● EXERCISE DIRECTIONS: Print out each entry below exactly, please.

● TASK MATERIAL:

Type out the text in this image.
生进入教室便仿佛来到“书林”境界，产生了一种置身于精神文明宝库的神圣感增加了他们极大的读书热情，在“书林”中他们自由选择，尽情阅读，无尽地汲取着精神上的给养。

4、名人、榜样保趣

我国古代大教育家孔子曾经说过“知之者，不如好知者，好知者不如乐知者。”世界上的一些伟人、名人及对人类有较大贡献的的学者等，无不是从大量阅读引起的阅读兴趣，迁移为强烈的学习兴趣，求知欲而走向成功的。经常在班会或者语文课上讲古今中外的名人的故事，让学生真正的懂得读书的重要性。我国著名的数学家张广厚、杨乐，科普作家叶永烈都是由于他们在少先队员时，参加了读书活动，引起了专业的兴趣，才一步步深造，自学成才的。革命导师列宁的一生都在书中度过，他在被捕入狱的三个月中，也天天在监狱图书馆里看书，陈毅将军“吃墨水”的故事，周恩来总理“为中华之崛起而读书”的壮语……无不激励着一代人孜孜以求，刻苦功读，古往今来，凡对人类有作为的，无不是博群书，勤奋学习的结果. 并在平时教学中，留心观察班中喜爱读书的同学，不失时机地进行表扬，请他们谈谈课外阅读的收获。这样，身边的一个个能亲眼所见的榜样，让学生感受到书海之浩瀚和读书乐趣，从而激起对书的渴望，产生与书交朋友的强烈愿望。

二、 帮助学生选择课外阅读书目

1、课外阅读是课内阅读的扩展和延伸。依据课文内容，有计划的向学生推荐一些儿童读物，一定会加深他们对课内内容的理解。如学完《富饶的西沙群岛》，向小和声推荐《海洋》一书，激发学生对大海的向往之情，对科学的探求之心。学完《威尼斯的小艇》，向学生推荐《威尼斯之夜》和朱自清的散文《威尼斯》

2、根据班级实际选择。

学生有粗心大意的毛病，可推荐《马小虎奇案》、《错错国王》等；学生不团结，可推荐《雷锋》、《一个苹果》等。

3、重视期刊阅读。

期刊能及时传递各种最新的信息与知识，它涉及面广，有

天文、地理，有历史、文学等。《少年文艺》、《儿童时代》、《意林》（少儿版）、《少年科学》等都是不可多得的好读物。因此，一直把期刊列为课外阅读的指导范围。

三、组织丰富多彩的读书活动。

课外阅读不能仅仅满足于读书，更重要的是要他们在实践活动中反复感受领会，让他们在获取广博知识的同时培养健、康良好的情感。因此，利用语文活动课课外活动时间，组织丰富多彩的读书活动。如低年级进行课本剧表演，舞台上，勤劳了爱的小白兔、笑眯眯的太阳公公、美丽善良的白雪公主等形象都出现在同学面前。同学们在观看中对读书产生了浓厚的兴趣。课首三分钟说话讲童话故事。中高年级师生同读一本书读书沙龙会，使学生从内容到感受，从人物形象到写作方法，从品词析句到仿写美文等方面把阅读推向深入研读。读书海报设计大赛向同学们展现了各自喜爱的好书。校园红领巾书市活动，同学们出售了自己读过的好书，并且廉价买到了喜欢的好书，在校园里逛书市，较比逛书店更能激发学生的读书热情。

● WRITTEN ANSWER:
Type out the text in this image.
生进入教室便仿佛来到“书林”境界，产生了一种置身于精神文明宝库的神圣感增加了他们极大的读书热情，在“书林”中他们自由选择，尽情阅读，无尽地汲取着精神上的给养。

4、名人、榜样保趣

我国古代大教育家孔子曾经说过“知之者，不如好知者，好知者不如乐知者。”世界上的一些伟人、名人及对人类有较大贡献的的学者等，无不是从大量阅读引起的阅读兴趣，迁移为强烈的学习兴趣，求知欲而走向成功的。经常在班会或者语文课上讲古今中外的名人的故事，让学生真正的懂得读书的重要性。我国著名的数学家张广厚、杨乐，科普作家叶永烈都是由于他们在少先队员时，参加了读书活动，引起了专业的兴趣，才一步步深造，自学成才的。革命导师列宁的一生都在书中度过，他在被捕入狱的三个月中，也天天在监狱图书馆里看书，陈毅将军“吃墨水”的故事，周恩来总理“为中华之崛起而读书”的壮语……无不激励着一代人孜孜以求，刻苦功读，古往今来，凡对人类有作为的，无不是博群书，勤奋学习的结果. 并在平时教学中，留心观察班中喜爱读书的同学，不失时机地进行表扬，请他们谈谈课外阅读的收获。这样，身边的一个个能亲眼所见的榜样，让学生感受到书海之浩瀚和读书乐趣，从而激起对书的渴望，产生与书交朋友的强烈愿望。

二、 帮助学生选择课外阅读书目

1、课外阅读是课内阅读的扩展和延伸。依据课文内容，有计划的向学生推荐一些儿童读物，一定会加深他们对课内内容的理解。如学完《富饶的西沙群岛》，向小和声推荐《海洋》一书，激发学生对大海的向往之情，对科学的探求之心。学完《威尼斯的小艇》，向学生推荐《威尼斯之夜》和朱自清的散文《威尼斯》

2、根据班级实际选择。

学生有粗心大意的毛病，可推荐《马小虎奇案》、《错错国王》等；学生不团结，可推荐《雷锋》、《一个苹果》等。

3、重视期刊阅读。

期刊能及时传递各种最新的信息与知识，它涉及面广，有

天文、地理，有历史、文学等。《少年文艺》、《儿童时代》、《意林》（少儿版）、《少年科学》等都是不可多得的好读物。因此，一直把期刊列为课外阅读的指导范围。

三、组织丰富多彩的读书活动。

课外阅读不能仅仅满足于读书，更重要的是要他们在实践活动中反复感受领会，让他们在获取广博知识的同时培养健、康良好的情感。因此，利用语文活动课课外活动时间，组织丰富多彩的读书活动。如低年级进行课本剧表演，舞台上，勤劳了爱的小白兔、笑眯眯的太阳公公、美丽善良的白雪公主等形象都出现在同学面前。同学们在观看中对读书产生了浓厚的兴趣。课首三分钟说话讲童话故事。中高年级师生同读一本书读书沙龙会，使学生从内容到感受，从人物形象到写作方法，从品词析句到仿写美文等方面把阅读推向深入研读。读书海报设计大赛向同学们展现了各自喜爱的好书。校园红领巾书市活动，同学们出售了自己读过的好书，并且廉价买到了喜欢的好书，在校园里逛书市，较比逛书店更能激发学生的读书热情。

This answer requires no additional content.